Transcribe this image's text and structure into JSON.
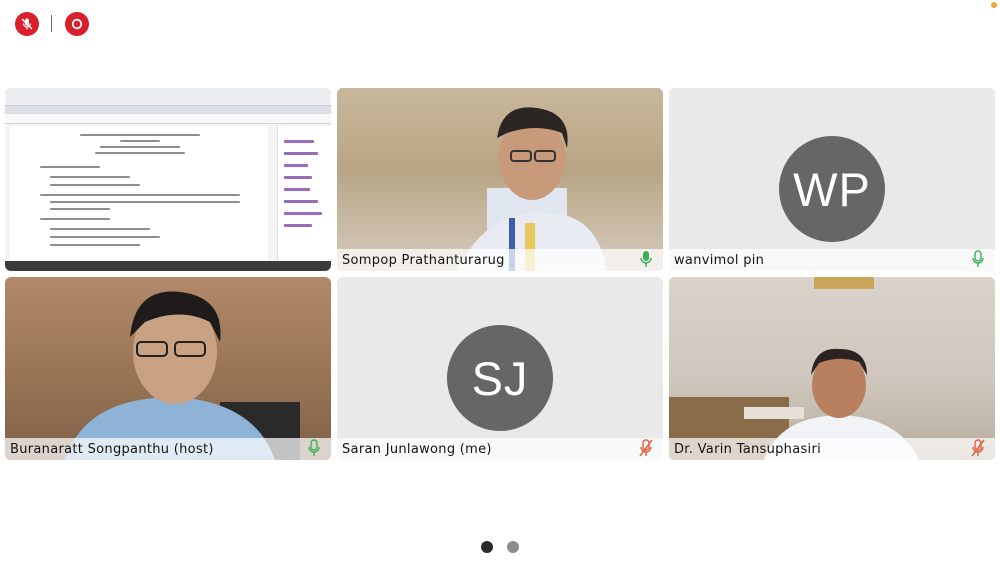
{
  "toolbar": {
    "mute_button": "mic-off-icon",
    "record_button": "record-icon"
  },
  "tiles": [
    {
      "id": "shared-screen",
      "type": "screen-share"
    },
    {
      "id": "sompop",
      "name": "Sompop Prathanturarug",
      "type": "video",
      "active_speaker": true,
      "mic": "on",
      "mic_color": "#3ab05b"
    },
    {
      "id": "wanvimol",
      "name": "wanvimol pin",
      "type": "avatar",
      "initials": "WP",
      "mic": "on",
      "mic_color": "#3ab05b"
    },
    {
      "id": "buranaratt",
      "name": "Buranaratt Songpanthu (host)",
      "type": "video",
      "mic": "on",
      "mic_color": "#3ab05b"
    },
    {
      "id": "saran",
      "name": "Saran Junlawong (me)",
      "type": "avatar",
      "initials": "SJ",
      "mic": "muted",
      "mic_color": "#e0603a"
    },
    {
      "id": "varin",
      "name": "Dr. Varin Tansuphasiri",
      "type": "video",
      "mic": "muted",
      "mic_color": "#e0603a"
    }
  ],
  "pager": {
    "pages": 2,
    "current": 1
  },
  "colors": {
    "control_red": "#d81f2b",
    "active_border": "#40c1b1",
    "avatar_grey": "#666666",
    "mic_on": "#3ab05b",
    "mic_muted": "#e0603a"
  }
}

────────

- [Task to complete] Work out how many lines in the records above contain the word "name", and reply with that number alone.

- [Solution for this exercise] 5